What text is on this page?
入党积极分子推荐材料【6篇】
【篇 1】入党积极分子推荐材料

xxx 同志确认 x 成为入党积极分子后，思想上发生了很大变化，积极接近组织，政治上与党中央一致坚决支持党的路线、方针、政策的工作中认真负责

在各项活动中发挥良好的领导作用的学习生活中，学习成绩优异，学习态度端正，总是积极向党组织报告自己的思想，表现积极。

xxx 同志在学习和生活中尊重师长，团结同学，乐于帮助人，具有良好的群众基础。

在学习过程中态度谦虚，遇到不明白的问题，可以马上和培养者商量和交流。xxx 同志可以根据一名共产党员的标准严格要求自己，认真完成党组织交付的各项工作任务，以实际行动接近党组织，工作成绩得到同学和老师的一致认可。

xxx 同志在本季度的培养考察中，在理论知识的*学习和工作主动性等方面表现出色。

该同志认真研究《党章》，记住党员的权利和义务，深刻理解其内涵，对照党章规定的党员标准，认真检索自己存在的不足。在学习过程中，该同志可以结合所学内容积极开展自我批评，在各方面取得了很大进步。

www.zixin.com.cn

━━━━━━━━━━━━━━━━━━━━━━━━━━━━━━

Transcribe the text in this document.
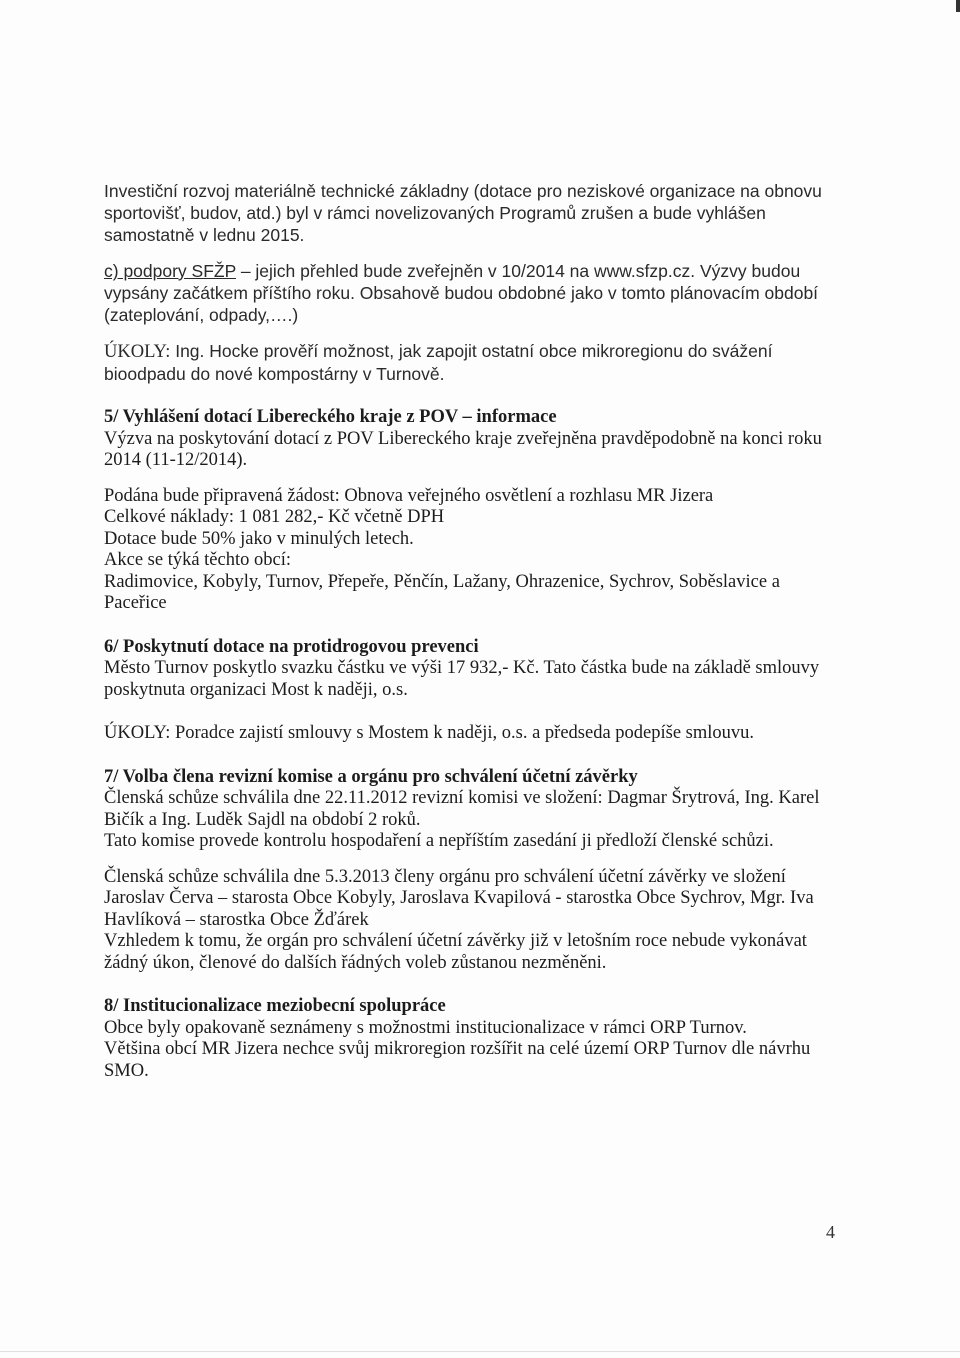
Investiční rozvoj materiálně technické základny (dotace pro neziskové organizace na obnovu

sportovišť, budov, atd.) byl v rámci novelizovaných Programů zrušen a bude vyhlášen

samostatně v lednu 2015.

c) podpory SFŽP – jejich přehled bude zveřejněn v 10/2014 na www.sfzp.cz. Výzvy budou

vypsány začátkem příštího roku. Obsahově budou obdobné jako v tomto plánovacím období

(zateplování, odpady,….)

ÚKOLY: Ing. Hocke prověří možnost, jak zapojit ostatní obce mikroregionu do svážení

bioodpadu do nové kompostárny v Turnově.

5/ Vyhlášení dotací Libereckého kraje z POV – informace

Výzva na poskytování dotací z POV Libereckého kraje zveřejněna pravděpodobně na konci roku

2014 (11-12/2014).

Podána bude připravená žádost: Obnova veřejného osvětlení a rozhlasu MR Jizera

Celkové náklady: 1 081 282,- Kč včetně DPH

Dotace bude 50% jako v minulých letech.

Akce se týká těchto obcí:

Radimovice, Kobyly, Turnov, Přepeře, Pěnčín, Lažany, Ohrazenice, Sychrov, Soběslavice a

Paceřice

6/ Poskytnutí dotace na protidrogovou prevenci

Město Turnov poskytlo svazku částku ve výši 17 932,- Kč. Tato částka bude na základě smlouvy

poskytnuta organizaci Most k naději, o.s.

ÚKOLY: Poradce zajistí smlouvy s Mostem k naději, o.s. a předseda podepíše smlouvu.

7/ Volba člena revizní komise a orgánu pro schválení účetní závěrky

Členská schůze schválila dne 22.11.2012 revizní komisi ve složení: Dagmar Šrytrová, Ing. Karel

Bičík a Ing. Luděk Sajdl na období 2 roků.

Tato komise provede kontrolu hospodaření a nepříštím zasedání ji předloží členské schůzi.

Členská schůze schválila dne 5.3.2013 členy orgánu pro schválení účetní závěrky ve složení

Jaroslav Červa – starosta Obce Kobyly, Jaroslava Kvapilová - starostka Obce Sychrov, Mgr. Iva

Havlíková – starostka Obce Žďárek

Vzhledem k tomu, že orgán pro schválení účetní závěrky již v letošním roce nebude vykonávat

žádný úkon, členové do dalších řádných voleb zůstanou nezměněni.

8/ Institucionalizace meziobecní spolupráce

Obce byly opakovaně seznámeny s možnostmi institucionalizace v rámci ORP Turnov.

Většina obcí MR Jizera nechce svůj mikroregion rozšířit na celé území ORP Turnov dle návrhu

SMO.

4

━━━━━━━━━━━━━━━━━━━━━━━━━━━━━━

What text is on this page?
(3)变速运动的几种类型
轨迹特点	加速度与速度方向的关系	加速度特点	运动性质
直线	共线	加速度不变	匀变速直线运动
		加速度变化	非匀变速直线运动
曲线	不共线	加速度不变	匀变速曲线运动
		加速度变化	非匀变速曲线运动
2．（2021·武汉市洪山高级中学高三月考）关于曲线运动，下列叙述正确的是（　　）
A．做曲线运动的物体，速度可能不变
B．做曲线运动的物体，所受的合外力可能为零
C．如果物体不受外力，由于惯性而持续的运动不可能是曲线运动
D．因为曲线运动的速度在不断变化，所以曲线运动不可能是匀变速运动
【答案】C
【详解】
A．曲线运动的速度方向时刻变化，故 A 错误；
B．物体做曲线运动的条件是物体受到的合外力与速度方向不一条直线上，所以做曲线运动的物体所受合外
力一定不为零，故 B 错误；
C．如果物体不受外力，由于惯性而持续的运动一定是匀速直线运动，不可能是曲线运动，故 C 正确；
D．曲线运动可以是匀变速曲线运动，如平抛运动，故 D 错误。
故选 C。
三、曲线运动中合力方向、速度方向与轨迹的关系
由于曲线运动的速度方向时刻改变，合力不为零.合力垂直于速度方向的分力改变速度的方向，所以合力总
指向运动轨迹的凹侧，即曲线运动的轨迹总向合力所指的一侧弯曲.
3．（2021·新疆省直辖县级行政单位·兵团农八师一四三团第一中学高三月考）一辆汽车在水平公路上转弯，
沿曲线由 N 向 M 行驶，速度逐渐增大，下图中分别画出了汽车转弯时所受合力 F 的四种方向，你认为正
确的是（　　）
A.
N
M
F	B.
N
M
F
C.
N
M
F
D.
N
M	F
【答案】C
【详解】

━━━━━━━━━━━━━━━━━━━━━━━━━━━━━━

REQUIREMENTS:
Pull out each line of the entries that contains "budou".

RESULT OF THE EXERCISE:
c) podpory SFŽP – jejich přehled bude zveřejněn v 10/2014 na www.sfzp.cz. Výzvy budou
vypsány začátkem příštího roku. Obsahově budou obdobné jako v tomto plánovacím období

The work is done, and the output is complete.